++++ RECORD EXCERPTS ++++
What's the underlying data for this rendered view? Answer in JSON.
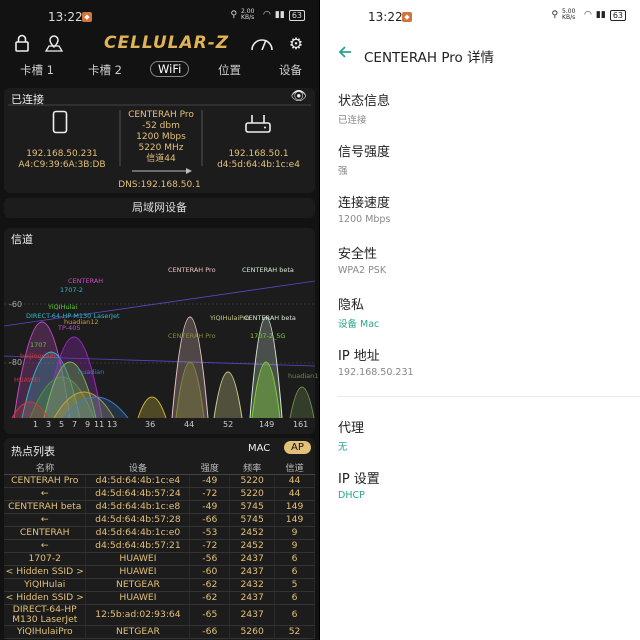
{
  "status_bar": {
    "time": "13:22",
    "speed_left": "2.00 KB/s",
    "speed_right": "5.00 KB/s",
    "battery": "63"
  },
  "app": {
    "name": "CELLULAR-Z"
  },
  "tabs": [
    {
      "label": "卡槽 1"
    },
    {
      "label": "卡槽 2"
    },
    {
      "label": "WiFi"
    },
    {
      "label": "位置"
    },
    {
      "label": "设备"
    }
  ],
  "connected": {
    "title": "已连接",
    "phone_ip": "192.168.50.231",
    "phone_mac": "A4:C9:39:6A:3B:DB",
    "ssid": "CENTERAH Pro",
    "signal": "-52 dbm",
    "speed": "1200 Mbps",
    "freq": "5220 MHz",
    "channel": "信道44",
    "router_ip": "192.168.50.1",
    "router_mac": "d4:5d:64:4b:1c:e4",
    "dns": "DNS:192.168.50.1"
  },
  "lan_button": "局域网设备",
  "channel_panel": {
    "title": "信道",
    "y_ticks": [
      "-60",
      "-80"
    ],
    "x_ticks": [
      "1",
      "3",
      "5",
      "7",
      "9",
      "11",
      "13",
      "36",
      "44",
      "52",
      "149",
      "161"
    ],
    "labels_24": [
      "CENTERAH",
      "1707-2",
      "YiQIHulai",
      "DIRECT-64-HP M130 LaserJet",
      "huadian12",
      "TP-405",
      "1707",
      "beijingcaib",
      "huadian",
      "HUAWEI"
    ],
    "labels_5": [
      "CENTERAH Pro",
      "CENTERAH beta",
      "YiQIHulaiPro",
      "CENTERAH beta",
      "CENTERAH Pro",
      "1707-2_5G",
      "huadian12"
    ]
  },
  "hotspot": {
    "title": "热点列表",
    "mac_btn": "MAC",
    "ap_btn": "AP",
    "columns": [
      "名称",
      "设备",
      "强度",
      "频率",
      "信道"
    ],
    "rows": [
      [
        "CENTERAH Pro",
        "d4:5d:64:4b:1c:e4",
        "-49",
        "5220",
        "44"
      ],
      [
        "←",
        "d4:5d:64:4b:57:24",
        "-72",
        "5220",
        "44"
      ],
      [
        "CENTERAH beta",
        "d4:5d:64:4b:1c:e8",
        "-49",
        "5745",
        "149"
      ],
      [
        "←",
        "d4:5d:64:4b:57:28",
        "-66",
        "5745",
        "149"
      ],
      [
        "CENTERAH",
        "d4:5d:64:4b:1c:e0",
        "-53",
        "2452",
        "9"
      ],
      [
        "←",
        "d4:5d:64:4b:57:21",
        "-72",
        "2452",
        "9"
      ],
      [
        "1707-2",
        "HUAWEI",
        "-56",
        "2437",
        "6"
      ],
      [
        "< Hidden SSID >",
        "HUAWEI",
        "-60",
        "2437",
        "6"
      ],
      [
        "YiQIHulai",
        "NETGEAR",
        "-62",
        "2432",
        "5"
      ],
      [
        "< Hidden SSID >",
        "HUAWEI",
        "-62",
        "2437",
        "6"
      ],
      [
        "DIRECT-64-HP M130 LaserJet",
        "12:5b:ad:02:93:64",
        "-65",
        "2437",
        "6"
      ],
      [
        "YiQIHulaiPro",
        "NETGEAR",
        "-66",
        "5260",
        "52"
      ]
    ]
  },
  "details": {
    "title": "CENTERAH Pro 详情",
    "items": [
      {
        "label": "状态信息",
        "value": "已连接"
      },
      {
        "label": "信号强度",
        "value": "强"
      },
      {
        "label": "连接速度",
        "value": "1200 Mbps"
      },
      {
        "label": "安全性",
        "value": "WPA2 PSK"
      },
      {
        "label": "隐私",
        "value": "设备 Mac"
      },
      {
        "label": "IP 地址",
        "value": "192.168.50.231"
      },
      {
        "label": "代理",
        "value": "无"
      },
      {
        "label": "IP 设置",
        "value": "DHCP"
      }
    ]
  },
  "colors": {
    "accent": "#2aa58c",
    "gold": "#e3c078",
    "panel": "#1c1c1c"
  }
}
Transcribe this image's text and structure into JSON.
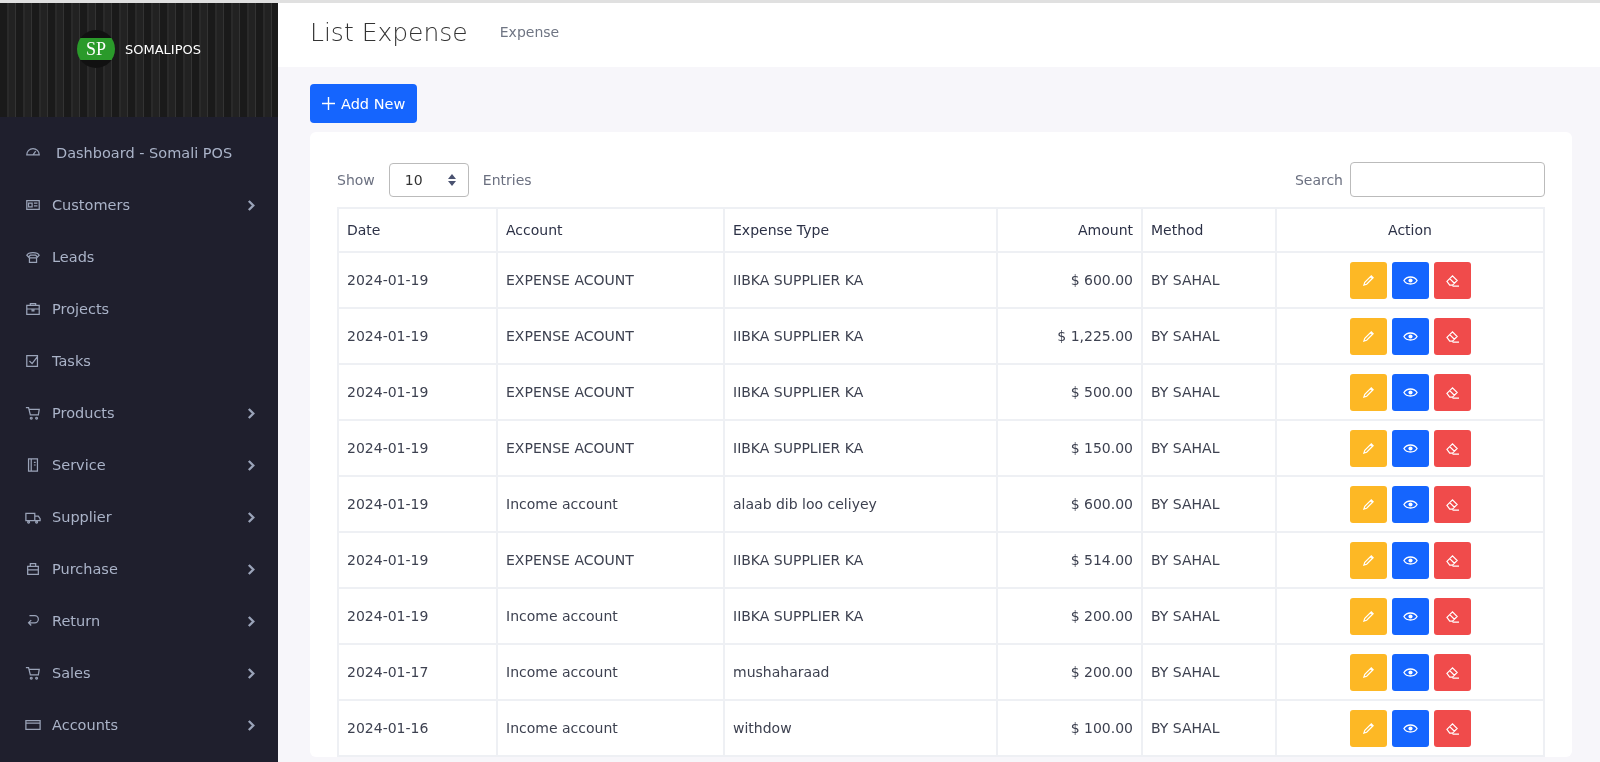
{
  "sidebar": {
    "brand": {
      "logo_text": "SP",
      "name": "SOMALIPOS"
    },
    "items": [
      {
        "label": "Dashboard - Somali POS",
        "expandable": false
      },
      {
        "label": "Customers",
        "expandable": true
      },
      {
        "label": "Leads",
        "expandable": false
      },
      {
        "label": "Projects",
        "expandable": false
      },
      {
        "label": "Tasks",
        "expandable": false
      },
      {
        "label": "Products",
        "expandable": true
      },
      {
        "label": "Service",
        "expandable": true
      },
      {
        "label": "Supplier",
        "expandable": true
      },
      {
        "label": "Purchase",
        "expandable": true
      },
      {
        "label": "Return",
        "expandable": true
      },
      {
        "label": "Sales",
        "expandable": true
      },
      {
        "label": "Accounts",
        "expandable": true
      }
    ]
  },
  "header": {
    "title": "List Expense",
    "breadcrumb": "Expense"
  },
  "add_button": {
    "label": "Add New"
  },
  "table_controls": {
    "show_label": "Show",
    "page_size": "10",
    "entries_label": "Entries",
    "search_label": "Search"
  },
  "table": {
    "columns": [
      "Date",
      "Account",
      "Expense Type",
      "Amount",
      "Method",
      "Action"
    ],
    "rows": [
      [
        "2024-01-19",
        "EXPENSE ACOUNT",
        "IIBKA SUPPLIER KA",
        "$ 600.00",
        "BY SAHAL"
      ],
      [
        "2024-01-19",
        "EXPENSE ACOUNT",
        "IIBKA SUPPLIER KA",
        "$ 1,225.00",
        "BY SAHAL"
      ],
      [
        "2024-01-19",
        "EXPENSE ACOUNT",
        "IIBKA SUPPLIER KA",
        "$ 500.00",
        "BY SAHAL"
      ],
      [
        "2024-01-19",
        "EXPENSE ACOUNT",
        "IIBKA SUPPLIER KA",
        "$ 150.00",
        "BY SAHAL"
      ],
      [
        "2024-01-19",
        "Income account",
        "alaab dib loo celiyey",
        "$ 600.00",
        "BY SAHAL"
      ],
      [
        "2024-01-19",
        "EXPENSE ACOUNT",
        "IIBKA SUPPLIER KA",
        "$ 514.00",
        "BY SAHAL"
      ],
      [
        "2024-01-19",
        "Income account",
        "IIBKA SUPPLIER KA",
        "$ 200.00",
        "BY SAHAL"
      ],
      [
        "2024-01-17",
        "Income account",
        "mushaharaad",
        "$ 200.00",
        "BY SAHAL"
      ],
      [
        "2024-01-16",
        "Income account",
        "withdow",
        "$ 100.00",
        "BY SAHAL"
      ]
    ]
  }
}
++++
■ EXERCISE GOAL ■
Write the records out again in full, exactly, and skip every picture.

■ SOLVED PROBLEM ■
What's the underlying data for this rendered view? Answer in JSON.
{
  "status_bar": {
    "time": "13:22",
    "speed_left": "2.00 KB/s",
    "speed_right": "5.00 KB/s",
    "battery": "63"
  },
  "app": {
    "name": "CELLULAR-Z"
  },
  "tabs": [
    {
      "label": "卡槽 1"
    },
    {
      "label": "卡槽 2"
    },
    {
      "label": "WiFi"
    },
    {
      "label": "位置"
    },
    {
      "label": "设备"
    }
  ],
  "connected": {
    "title": "已连接",
    "phone_ip": "192.168.50.231",
    "phone_mac": "A4:C9:39:6A:3B:DB",
    "ssid": "CENTERAH Pro",
    "signal": "-52 dbm",
    "speed": "1200 Mbps",
    "freq": "5220 MHz",
    "channel": "信道44",
    "router_ip": "192.168.50.1",
    "router_mac": "d4:5d:64:4b:1c:e4",
    "dns": "DNS:192.168.50.1"
  },
  "lan_button": "局域网设备",
  "channel_panel": {
    "title": "信道",
    "y_ticks": [
      "-60",
      "-80"
    ],
    "x_ticks": [
      "1",
      "3",
      "5",
      "7",
      "9",
      "11",
      "13",
      "36",
      "44",
      "52",
      "149",
      "161"
    ],
    "labels_24": [
      "CENTERAH",
      "1707-2",
      "YiQIHulai",
      "DIRECT-64-HP M130 LaserJet",
      "huadian12",
      "TP-405",
      "1707",
      "beijingcaib",
      "huadian",
      "HUAWEI"
    ],
    "labels_5": [
      "CENTERAH Pro",
      "CENTERAH beta",
      "YiQIHulaiPro",
      "CENTERAH beta",
      "CENTERAH Pro",
      "1707-2_5G",
      "huadian12"
    ]
  },
  "hotspot": {
    "title": "热点列表",
    "mac_btn": "MAC",
    "ap_btn": "AP",
    "columns": [
      "名称",
      "设备",
      "强度",
      "频率",
      "信道"
    ],
    "rows": [
      [
        "CENTERAH Pro",
        "d4:5d:64:4b:1c:e4",
        "-49",
        "5220",
        "44"
      ],
      [
        "←",
        "d4:5d:64:4b:57:24",
        "-72",
        "5220",
        "44"
      ],
      [
        "CENTERAH beta",
        "d4:5d:64:4b:1c:e8",
        "-49",
        "5745",
        "149"
      ],
      [
        "←",
        "d4:5d:64:4b:57:28",
        "-66",
        "5745",
        "149"
      ],
      [
        "CENTERAH",
        "d4:5d:64:4b:1c:e0",
        "-53",
        "2452",
        "9"
      ],
      [
        "←",
        "d4:5d:64:4b:57:21",
        "-72",
        "2452",
        "9"
      ],
      [
        "1707-2",
        "HUAWEI",
        "-56",
        "2437",
        "6"
      ],
      [
        "< Hidden SSID >",
        "HUAWEI",
        "-60",
        "2437",
        "6"
      ],
      [
        "YiQIHulai",
        "NETGEAR",
        "-62",
        "2432",
        "5"
      ],
      [
        "< Hidden SSID >",
        "HUAWEI",
        "-62",
        "2437",
        "6"
      ],
      [
        "DIRECT-64-HP M130 LaserJet",
        "12:5b:ad:02:93:64",
        "-65",
        "2437",
        "6"
      ],
      [
        "YiQIHulaiPro",
        "NETGEAR",
        "-66",
        "5260",
        "52"
      ]
    ]
  },
  "details": {
    "title": "CENTERAH Pro 详情",
    "items": [
      {
        "label": "状态信息",
        "value": "已连接"
      },
      {
        "label": "信号强度",
        "value": "强"
      },
      {
        "label": "连接速度",
        "value": "1200 Mbps"
      },
      {
        "label": "安全性",
        "value": "WPA2 PSK"
      },
      {
        "label": "隐私",
        "value": "设备 Mac"
      },
      {
        "label": "IP 地址",
        "value": "192.168.50.231"
      },
      {
        "label": "代理",
        "value": "无"
      },
      {
        "label": "IP 设置",
        "value": "DHCP"
      }
    ]
  },
  "colors": {
    "accent": "#2aa58c",
    "gold": "#e3c078",
    "panel": "#1c1c1c"
  }
}
Transcribe this image's text and structure into JSON.
{
  "sidebar": {
    "brand": {
      "logo_text": "SP",
      "name": "SOMALIPOS"
    },
    "items": [
      {
        "label": "Dashboard - Somali POS",
        "expandable": false
      },
      {
        "label": "Customers",
        "expandable": true
      },
      {
        "label": "Leads",
        "expandable": false
      },
      {
        "label": "Projects",
        "expandable": false
      },
      {
        "label": "Tasks",
        "expandable": false
      },
      {
        "label": "Products",
        "expandable": true
      },
      {
        "label": "Service",
        "expandable": true
      },
      {
        "label": "Supplier",
        "expandable": true
      },
      {
        "label": "Purchase",
        "expandable": true
      },
      {
        "label": "Return",
        "expandable": true
      },
      {
        "label": "Sales",
        "expandable": true
      },
      {
        "label": "Accounts",
        "expandable": true
      }
    ]
  },
  "header": {
    "title": "List Expense",
    "breadcrumb": "Expense"
  },
  "add_button": {
    "label": "Add New"
  },
  "table_controls": {
    "show_label": "Show",
    "page_size": "10",
    "entries_label": "Entries",
    "search_label": "Search"
  },
  "table": {
    "columns": [
      "Date",
      "Account",
      "Expense Type",
      "Amount",
      "Method",
      "Action"
    ],
    "rows": [
      [
        "2024-01-19",
        "EXPENSE ACOUNT",
        "IIBKA SUPPLIER KA",
        "$ 600.00",
        "BY SAHAL"
      ],
      [
        "2024-01-19",
        "EXPENSE ACOUNT",
        "IIBKA SUPPLIER KA",
        "$ 1,225.00",
        "BY SAHAL"
      ],
      [
        "2024-01-19",
        "EXPENSE ACOUNT",
        "IIBKA SUPPLIER KA",
        "$ 500.00",
        "BY SAHAL"
      ],
      [
        "2024-01-19",
        "EXPENSE ACOUNT",
        "IIBKA SUPPLIER KA",
        "$ 150.00",
        "BY SAHAL"
      ],
      [
        "2024-01-19",
        "Income account",
        "alaab dib loo celiyey",
        "$ 600.00",
        "BY SAHAL"
      ],
      [
        "2024-01-19",
        "EXPENSE ACOUNT",
        "IIBKA SUPPLIER KA",
        "$ 514.00",
        "BY SAHAL"
      ],
      [
        "2024-01-19",
        "Income account",
        "IIBKA SUPPLIER KA",
        "$ 200.00",
        "BY SAHAL"
      ],
      [
        "2024-01-17",
        "Income account",
        "mushaharaad",
        "$ 200.00",
        "BY SAHAL"
      ],
      [
        "2024-01-16",
        "Income account",
        "withdow",
        "$ 100.00",
        "BY SAHAL"
      ]
    ]
  }
}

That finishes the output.